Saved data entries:
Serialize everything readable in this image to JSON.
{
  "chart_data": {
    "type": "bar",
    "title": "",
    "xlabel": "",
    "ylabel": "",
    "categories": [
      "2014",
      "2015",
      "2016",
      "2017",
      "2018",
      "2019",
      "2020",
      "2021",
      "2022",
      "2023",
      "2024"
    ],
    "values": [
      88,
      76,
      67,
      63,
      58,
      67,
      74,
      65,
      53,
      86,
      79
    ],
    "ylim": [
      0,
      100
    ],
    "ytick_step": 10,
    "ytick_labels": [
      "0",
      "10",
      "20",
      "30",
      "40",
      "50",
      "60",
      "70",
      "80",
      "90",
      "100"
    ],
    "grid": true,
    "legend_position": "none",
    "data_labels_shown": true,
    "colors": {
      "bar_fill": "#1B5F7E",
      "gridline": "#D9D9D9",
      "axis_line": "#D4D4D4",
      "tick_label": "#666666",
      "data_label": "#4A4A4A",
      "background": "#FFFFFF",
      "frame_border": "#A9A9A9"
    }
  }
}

## Aim
Return the whole listing exactly, with every line included.

## Answer for this exercise
Serialize everything readable in this image to JSON.
{
  "chart_data": {
    "type": "bar",
    "title": "",
    "xlabel": "",
    "ylabel": "",
    "categories": [
      "2014",
      "2015",
      "2016",
      "2017",
      "2018",
      "2019",
      "2020",
      "2021",
      "2022",
      "2023",
      "2024"
    ],
    "values": [
      88,
      76,
      67,
      63,
      58,
      67,
      74,
      65,
      53,
      86,
      79
    ],
    "ylim": [
      0,
      100
    ],
    "ytick_step": 10,
    "ytick_labels": [
      "0",
      "10",
      "20",
      "30",
      "40",
      "50",
      "60",
      "70",
      "80",
      "90",
      "100"
    ],
    "grid": true,
    "legend_position": "none",
    "data_labels_shown": true,
    "colors": {
      "bar_fill": "#1B5F7E",
      "gridline": "#D9D9D9",
      "axis_line": "#D4D4D4",
      "tick_label": "#666666",
      "data_label": "#4A4A4A",
      "background": "#FFFFFF",
      "frame_border": "#A9A9A9"
    }
  }
}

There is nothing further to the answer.